What you will do
1. In the part of the text on transcendence and Fermat's Last Theorem that opens with the words containing "Planned at UW" and closes with "the 2026 offering.", switch "preparatory material" to "background reading" and write that part out again.
2. Decide whether each statement below agrees with the text on transcendence and Fermat's Last Theorem. Answer yes or no for each and quote the words from the text that settle it.
(a) The Lindemann–Weierstrass theorem is dated 1885.
(b) Schanuel's conjecture has been proved.
(c) The pipeline for integral points on Mordell curves is implemented in Maple.

Document text

Theorem 6.3 (Lindemann–Weierstrass, 1885). If \(\gamma_1, \ldots, \gamma_n\) are distinct algebraic numbers, then \(e^{\gamma_1}, \ldots, e^{\gamma_n}\) are linearly independent over \(\overline{\mathbb{Q}}\). In particular \(e^\alpha\) is transcendental for any non-zero algebraic \(\alpha\), yielding the transcendence of \(e\) (take \(\alpha = 1\)) and of \(\pi\) (from \(e^{i\pi} = -1\)).

Example 6.4 (Effective integral points on Mordell curves). For \(y^2 = x^3 + k\) with \(|k| \le 10^6\), combining Baker's bound for linear forms in \(p\)-adic logarithms with lattice-reduction algorithms (LLL), one can produce a complete list of integral solutions in seconds on a laptop. The pipeline — compute elliptic logarithms, set up a linear form, apply Matveev's bound, reduce by LLL, enumerate small cases — is implemented in Sage, PARI/GP, and Magma. This is the standard laboratory exercise at the end of a quarter of analytic Diophantine geometry.

Schanuel's conjecture. The far-reaching transcendence conjecture of Schanuel (1966) asserts: if \(z_1, \ldots, z_n \in \mathbb{C}\) are \(\mathbb{Q}\)-linearly independent, then \[ \operatorname{trdeg}_\mathbb{Q} \mathbb{Q}(z_1, \ldots, z_n, e^{z_1}, \ldots, e^{z_n}) \ge n. \] Schanuel implies the transcendence of \(\pi + e, \pi \cdot e, e^\pi \pi\), algebraic independence of \(\pi\) and \(e\), and essentially every classical transcendence question. It remains wide open. Partial progress (Nesterenko's theorem on \(\pi, e^\pi, \Gamma(1/4)\)) is fragmentary and proofs are individually highly technical.

The course closed by relating the transcendence framework to Diophantine geometry: Schanuel’s conjecture, cast in the language of \(o\)-minimal geometry and the Pila–Wilkie theorem on rational points on transcendental sets, has turned out to be precisely the tool required for the modern proofs of the Manin–Mumford and André–Oort conjectures. The subject’s analytic, Diophantine, and logical threads converge into a single framework.

Chapter 7: Fermat’s Last Theorem and Modular Forms

Planned at UW as PMATH 940 in Winter 2026; the Fall 2021 Stewart offering on modular forms provides preparatory material.

In June 1993 Andrew Wiles announced the proof of Fermat’s Last Theorem, concluding a 356-year quest and, along the way, establishing modularity for semistable elliptic curves over \(\mathbb{Q}\). The completion by Taylor–Wiles (1995) and the general case by Breuil–Conrad–Diamond–Taylor (2001) ranks among the twentieth century’s most consequential theorems. This chapter sketches the strategy and the prerequisites that a student will need for the 2026 offering.

Extracted records
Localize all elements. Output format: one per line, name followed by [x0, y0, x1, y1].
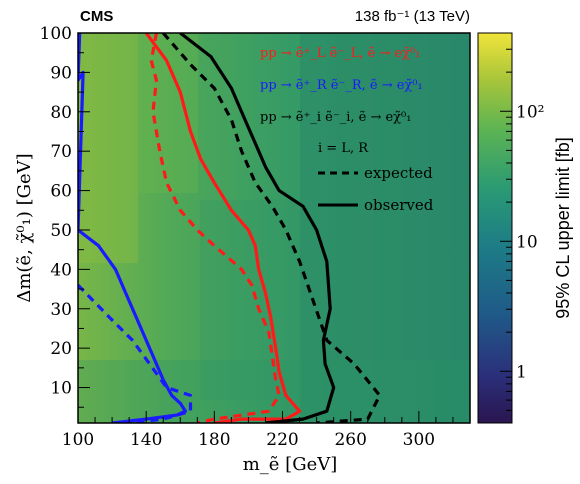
x-tick-label: 220	[266, 430, 298, 450]
x-tick-label: 140	[130, 430, 162, 450]
legend-process-right: pp → ẽ⁺_R ẽ⁻_R, ẽ → eχ̃⁰₁	[260, 78, 423, 93]
contour-l-r-observed	[179, 33, 336, 423]
color-bar	[477, 32, 513, 424]
contour-l-observed	[144, 33, 302, 423]
lumi-label: 138 fb⁻¹ (13 TeV)	[355, 8, 470, 25]
y-tick-label: 50	[50, 221, 72, 241]
legend-process-left: pp → ẽ⁺_L ẽ⁻_L, ẽ → eχ̃⁰₁	[260, 46, 420, 61]
heatmap-background	[78, 33, 470, 423]
y-tick-label: 90	[50, 63, 72, 83]
z-tick-label: 10²	[516, 102, 544, 122]
y-tick-label: 10	[50, 379, 72, 399]
legend-expected-label: expected	[364, 164, 433, 182]
z-axis-title: 95% CL upper limit [fb]	[553, 137, 573, 318]
y-tick-label: 70	[50, 142, 72, 162]
experiment-label: CMS	[80, 8, 113, 25]
z-tick-label: 1	[516, 362, 527, 382]
legend-process-both: pp → ẽ⁺_i ẽ⁻_i, ẽ → eχ̃⁰₁	[260, 110, 411, 125]
legend-observed-label: observed	[364, 196, 434, 214]
x-tick-label: 300	[403, 430, 435, 450]
contour-l-r-expected	[161, 33, 382, 423]
x-tick-label: 260	[334, 430, 366, 450]
y-tick-label: 60	[50, 182, 72, 202]
y-tick-label: 80	[50, 103, 72, 123]
z-tick-label: 10	[516, 232, 538, 252]
heatmap-texture	[78, 33, 470, 423]
x-tick-label: 180	[198, 430, 230, 450]
y-axis-title: Δm(ẽ, χ̃⁰₁) [GeV]	[14, 153, 35, 302]
contour-l-expected	[149, 33, 281, 423]
y-tick-label: 30	[50, 300, 72, 320]
y-tick-label: 20	[50, 339, 72, 359]
x-axis-title: m_ẽ [GeV]	[243, 454, 338, 475]
y-tick-label: 100	[40, 24, 72, 44]
x-tick-label: 100	[62, 430, 94, 450]
plot-frame	[77, 32, 471, 424]
y-tick-label: 40	[50, 260, 72, 280]
legend-helicity-note: i = L, R	[318, 141, 369, 156]
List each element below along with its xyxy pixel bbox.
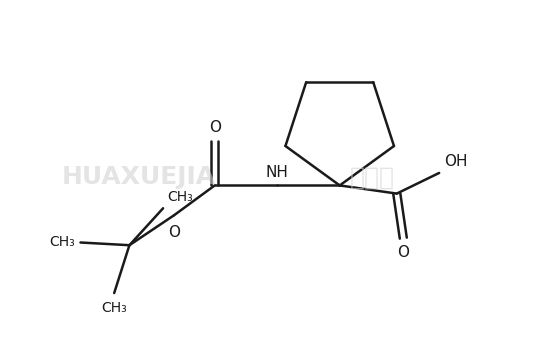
Text: O: O bbox=[209, 121, 221, 135]
Text: OH: OH bbox=[445, 154, 468, 168]
Text: CH₃: CH₃ bbox=[49, 235, 75, 249]
Text: CH₃: CH₃ bbox=[167, 190, 193, 204]
Text: HUAXUEJIA: HUAXUEJIA bbox=[61, 165, 216, 189]
Text: O: O bbox=[168, 225, 180, 240]
Text: O: O bbox=[397, 245, 410, 260]
Text: CH₃: CH₃ bbox=[102, 301, 127, 315]
Text: 科学加: 科学加 bbox=[350, 165, 395, 189]
Text: NH: NH bbox=[266, 165, 289, 180]
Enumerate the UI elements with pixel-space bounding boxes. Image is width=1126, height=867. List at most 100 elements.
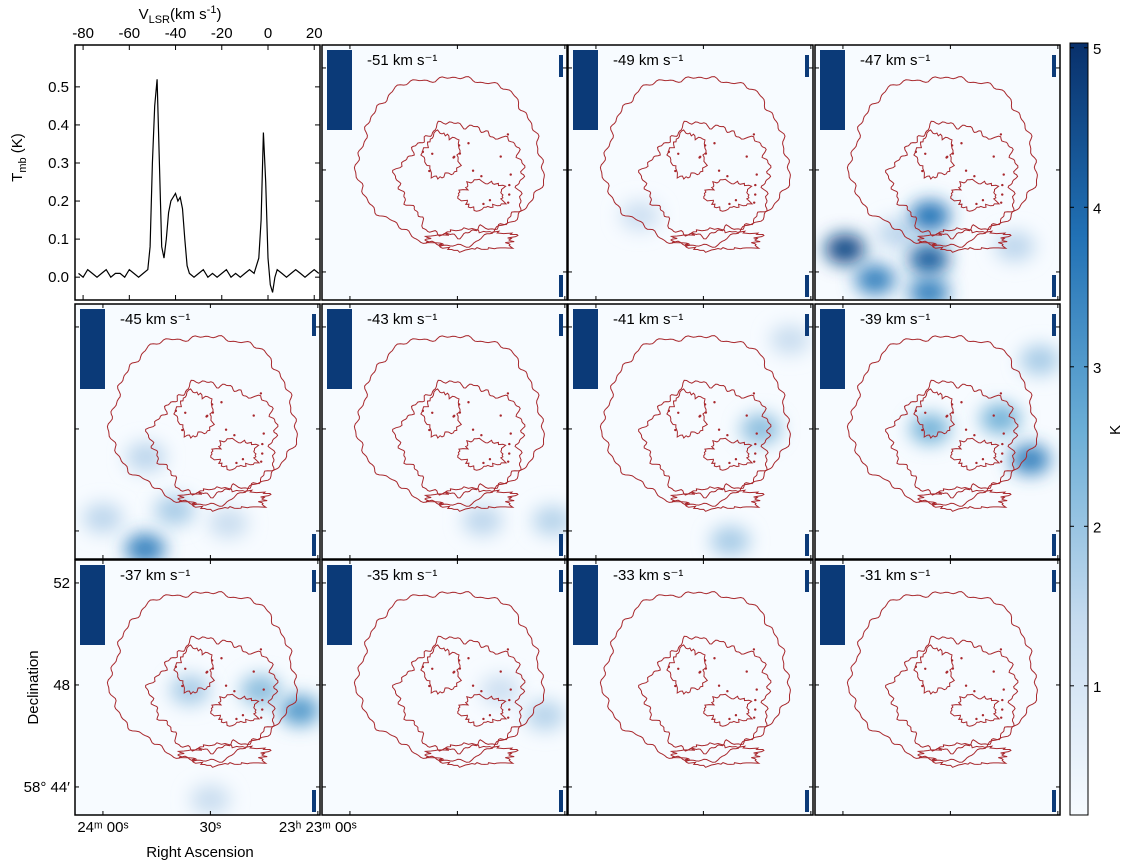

Task results
1.
Planned at UW as PMATH 940 in Winter 2026; the Fall 2021 Stewart offering on modular forms provides background reading.

In June 1993 Andrew Wiles announced the proof of Fermat’s Last Theorem, concluding a 356-year quest and, along the way, establishing modularity for semistable elliptic curves over \(\mathbb{Q}\). The completion by Taylor–Wiles (1995) and the general case by Breuil–Conrad–Diamond–Taylor (2001) ranks among the twentieth century’s most consequential theorems. This chapter sketches the strategy and the prerequisites that a student will need for the 2026 offering.

2.
(a) Yes: "Theorem 6.3 (Lindemann–Weierstrass, 1885)."
(b) No: "It remains wide open."
(c) No: "is implemented in Sage, PARI/GP, and Magma."